◆ **GIVEN INSTRUCTION**: Rewrite the data below, changing every "CARGO MANIFEST" to "LOAD MANIFEST" and keeping everything else the same. Leave the pictures out of your answer.
----------
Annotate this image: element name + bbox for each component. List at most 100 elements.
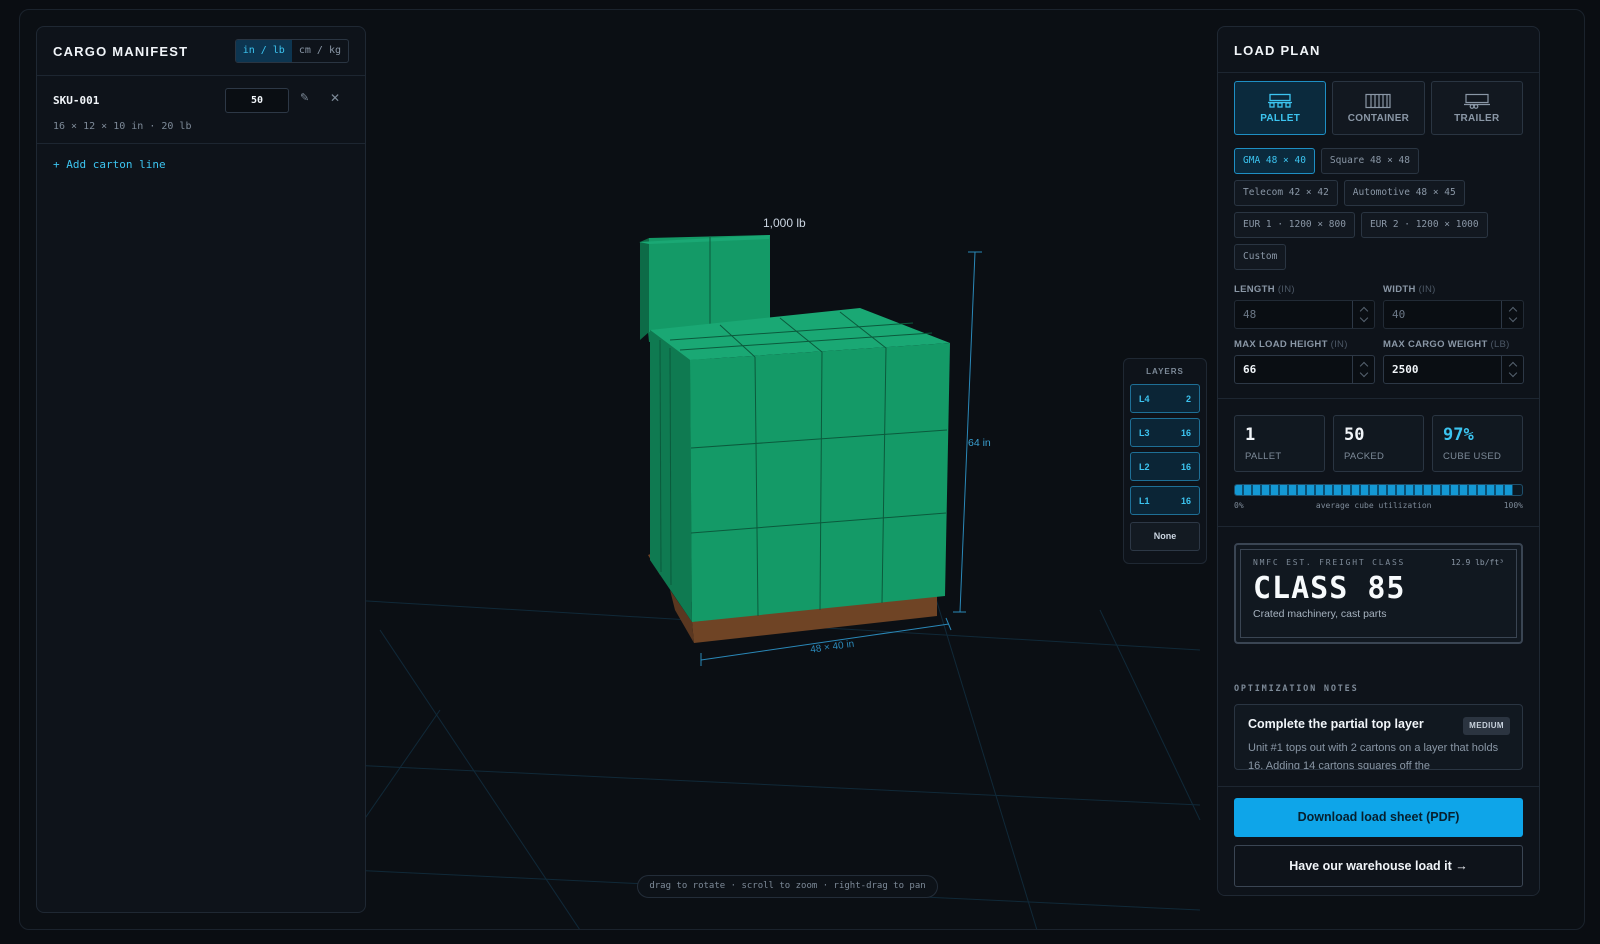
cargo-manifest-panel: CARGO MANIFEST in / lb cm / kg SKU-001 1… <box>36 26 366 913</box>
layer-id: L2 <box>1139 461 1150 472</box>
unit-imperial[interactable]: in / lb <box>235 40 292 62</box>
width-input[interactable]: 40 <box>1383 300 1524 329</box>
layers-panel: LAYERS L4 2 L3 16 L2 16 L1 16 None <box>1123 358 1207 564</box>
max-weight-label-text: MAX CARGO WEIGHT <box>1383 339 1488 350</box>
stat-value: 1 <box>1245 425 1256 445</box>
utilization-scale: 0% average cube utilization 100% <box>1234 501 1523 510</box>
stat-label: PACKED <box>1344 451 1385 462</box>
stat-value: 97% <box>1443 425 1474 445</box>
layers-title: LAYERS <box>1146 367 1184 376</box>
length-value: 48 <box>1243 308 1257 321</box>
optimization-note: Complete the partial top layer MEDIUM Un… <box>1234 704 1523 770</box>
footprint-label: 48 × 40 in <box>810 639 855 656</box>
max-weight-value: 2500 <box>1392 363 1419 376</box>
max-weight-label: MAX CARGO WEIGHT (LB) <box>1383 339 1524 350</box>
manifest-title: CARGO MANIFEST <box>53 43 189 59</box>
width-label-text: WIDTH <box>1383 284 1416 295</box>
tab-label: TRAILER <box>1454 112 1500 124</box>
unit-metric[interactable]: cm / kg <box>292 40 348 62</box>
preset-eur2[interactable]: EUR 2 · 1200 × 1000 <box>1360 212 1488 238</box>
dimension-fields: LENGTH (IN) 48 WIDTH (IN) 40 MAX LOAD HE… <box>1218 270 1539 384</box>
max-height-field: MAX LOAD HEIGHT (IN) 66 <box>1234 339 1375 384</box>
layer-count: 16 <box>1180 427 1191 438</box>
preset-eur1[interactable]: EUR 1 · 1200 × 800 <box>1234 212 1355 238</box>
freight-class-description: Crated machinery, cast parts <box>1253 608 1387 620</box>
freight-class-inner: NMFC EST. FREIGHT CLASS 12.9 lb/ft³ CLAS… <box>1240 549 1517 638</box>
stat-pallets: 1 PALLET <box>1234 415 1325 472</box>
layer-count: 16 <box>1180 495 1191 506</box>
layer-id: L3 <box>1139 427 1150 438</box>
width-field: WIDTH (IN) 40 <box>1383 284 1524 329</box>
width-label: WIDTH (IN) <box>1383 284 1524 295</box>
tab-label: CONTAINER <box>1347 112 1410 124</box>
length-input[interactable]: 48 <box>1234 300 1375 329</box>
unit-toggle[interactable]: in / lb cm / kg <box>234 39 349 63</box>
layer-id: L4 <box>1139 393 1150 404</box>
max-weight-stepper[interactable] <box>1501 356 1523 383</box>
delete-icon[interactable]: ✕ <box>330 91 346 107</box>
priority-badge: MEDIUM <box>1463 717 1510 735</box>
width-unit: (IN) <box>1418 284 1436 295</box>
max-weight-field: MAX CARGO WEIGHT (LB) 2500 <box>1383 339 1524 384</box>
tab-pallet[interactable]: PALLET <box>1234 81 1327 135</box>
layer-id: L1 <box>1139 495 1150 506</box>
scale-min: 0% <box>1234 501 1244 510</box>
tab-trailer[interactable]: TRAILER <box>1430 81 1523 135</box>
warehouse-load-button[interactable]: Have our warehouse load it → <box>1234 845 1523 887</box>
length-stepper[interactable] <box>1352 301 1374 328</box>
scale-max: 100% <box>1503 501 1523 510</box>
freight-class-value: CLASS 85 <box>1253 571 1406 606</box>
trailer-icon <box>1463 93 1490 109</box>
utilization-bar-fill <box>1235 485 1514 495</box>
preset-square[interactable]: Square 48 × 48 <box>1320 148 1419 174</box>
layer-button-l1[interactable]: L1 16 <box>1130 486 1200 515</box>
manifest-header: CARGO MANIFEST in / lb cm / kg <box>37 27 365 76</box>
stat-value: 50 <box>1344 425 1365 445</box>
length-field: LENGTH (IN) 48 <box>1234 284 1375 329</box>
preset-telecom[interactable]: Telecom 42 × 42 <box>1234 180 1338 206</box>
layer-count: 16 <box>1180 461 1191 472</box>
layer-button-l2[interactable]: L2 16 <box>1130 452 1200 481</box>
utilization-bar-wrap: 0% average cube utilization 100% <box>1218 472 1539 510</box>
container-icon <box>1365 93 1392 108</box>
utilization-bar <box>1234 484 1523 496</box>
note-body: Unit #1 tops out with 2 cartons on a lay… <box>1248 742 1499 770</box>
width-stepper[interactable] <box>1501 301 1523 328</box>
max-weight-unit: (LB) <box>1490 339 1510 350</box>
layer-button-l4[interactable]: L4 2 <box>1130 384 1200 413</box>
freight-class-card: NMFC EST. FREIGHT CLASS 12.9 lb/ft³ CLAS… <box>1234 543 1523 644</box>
----------
◆ **TASK SOLUTION**:
Annotate this image: element name + bbox for each component. List at most 100 elements.
cargo-manifest-panel: LOAD MANIFEST in / lb cm / kg SKU-001 1… <box>36 26 366 913</box>
layer-id: L2 <box>1139 461 1150 472</box>
unit-imperial[interactable]: in / lb <box>235 40 292 62</box>
width-input[interactable]: 40 <box>1383 300 1524 329</box>
layers-panel: LAYERS L4 2 L3 16 L2 16 L1 16 None <box>1123 358 1207 564</box>
max-weight-label-text: MAX CARGO WEIGHT <box>1383 339 1488 350</box>
stat-value: 1 <box>1245 425 1256 445</box>
utilization-scale: 0% average cube utilization 100% <box>1234 501 1523 510</box>
stat-label: PACKED <box>1344 451 1385 462</box>
stat-value: 97% <box>1443 425 1474 445</box>
layers-title: LAYERS <box>1146 367 1184 376</box>
length-value: 48 <box>1243 308 1257 321</box>
optimization-note: Complete the partial top layer MEDIUM Un… <box>1234 704 1523 770</box>
footprint-label: 48 × 40 in <box>810 639 855 656</box>
max-weight-value: 2500 <box>1392 363 1419 376</box>
max-weight-label: MAX CARGO WEIGHT (LB) <box>1383 339 1524 350</box>
manifest-title: LOAD MANIFEST <box>53 43 189 59</box>
width-label-text: WIDTH <box>1383 284 1416 295</box>
tab-label: TRAILER <box>1454 112 1500 124</box>
unit-metric[interactable]: cm / kg <box>292 40 348 62</box>
preset-eur2[interactable]: EUR 2 · 1200 × 1000 <box>1360 212 1488 238</box>
dimension-fields: LENGTH (IN) 48 WIDTH (IN) 40 MAX LOAD HE… <box>1218 270 1539 384</box>
max-height-field: MAX LOAD HEIGHT (IN) 66 <box>1234 339 1375 384</box>
layer-count: 16 <box>1180 427 1191 438</box>
preset-eur1[interactable]: EUR 1 · 1200 × 800 <box>1234 212 1355 238</box>
freight-class-description: Crated machinery, cast parts <box>1253 608 1387 620</box>
freight-class-inner: NMFC EST. FREIGHT CLASS 12.9 lb/ft³ CLAS… <box>1240 549 1517 638</box>
stat-pallets: 1 PALLET <box>1234 415 1325 472</box>
layer-count: 16 <box>1180 495 1191 506</box>
layer-id: L3 <box>1139 427 1150 438</box>
width-field: WIDTH (IN) 40 <box>1383 284 1524 329</box>
width-label: WIDTH (IN) <box>1383 284 1524 295</box>
tab-label: CONTAINER <box>1347 112 1410 124</box>
length-input[interactable]: 48 <box>1234 300 1375 329</box>
unit-toggle[interactable]: in / lb cm / kg <box>234 39 349 63</box>
layer-id: L4 <box>1139 393 1150 404</box>
max-weight-stepper[interactable] <box>1501 356 1523 383</box>
delete-icon[interactable]: ✕ <box>330 91 346 107</box>
priority-badge: MEDIUM <box>1463 717 1510 735</box>
width-unit: (IN) <box>1418 284 1436 295</box>
max-weight-field: MAX CARGO WEIGHT (LB) 2500 <box>1383 339 1524 384</box>
tab-pallet[interactable]: PALLET <box>1234 81 1327 135</box>
layer-id: L1 <box>1139 495 1150 506</box>
scale-min: 0% <box>1234 501 1244 510</box>
tab-trailer[interactable]: TRAILER <box>1430 81 1523 135</box>
warehouse-load-button[interactable]: Have our warehouse load it → <box>1234 845 1523 887</box>
length-stepper[interactable] <box>1352 301 1374 328</box>
scale-max: 100% <box>1503 501 1523 510</box>
freight-class-value: CLASS 85 <box>1253 571 1406 606</box>
trailer-icon <box>1463 93 1490 109</box>
utilization-bar-fill <box>1235 485 1514 495</box>
preset-square[interactable]: Square 48 × 48 <box>1320 148 1419 174</box>
layer-button-l1[interactable]: L1 16 <box>1130 486 1200 515</box>
manifest-header: LOAD MANIFEST in / lb cm / kg <box>37 27 365 76</box>
stat-value: 50 <box>1344 425 1365 445</box>
length-field: LENGTH (IN) 48 <box>1234 284 1375 329</box>
preset-telecom[interactable]: Telecom 42 × 42 <box>1234 180 1338 206</box>
layer-count: 16 <box>1180 461 1191 472</box>
layer-button-l2[interactable]: L2 16 <box>1130 452 1200 481</box>
utilization-bar-wrap: 0% average cube utilization 100% <box>1218 472 1539 510</box>
container-icon <box>1365 93 1392 108</box>
utilization-bar <box>1234 484 1523 496</box>
note-body: Unit #1 tops out with 2 cartons on a lay… <box>1248 742 1499 770</box>
width-stepper[interactable] <box>1501 301 1523 328</box>
max-weight-unit: (LB) <box>1490 339 1510 350</box>
layer-button-l4[interactable]: L4 2 <box>1130 384 1200 413</box>
freight-class-card: NMFC EST. FREIGHT CLASS 12.9 lb/ft³ CLAS… <box>1234 543 1523 644</box>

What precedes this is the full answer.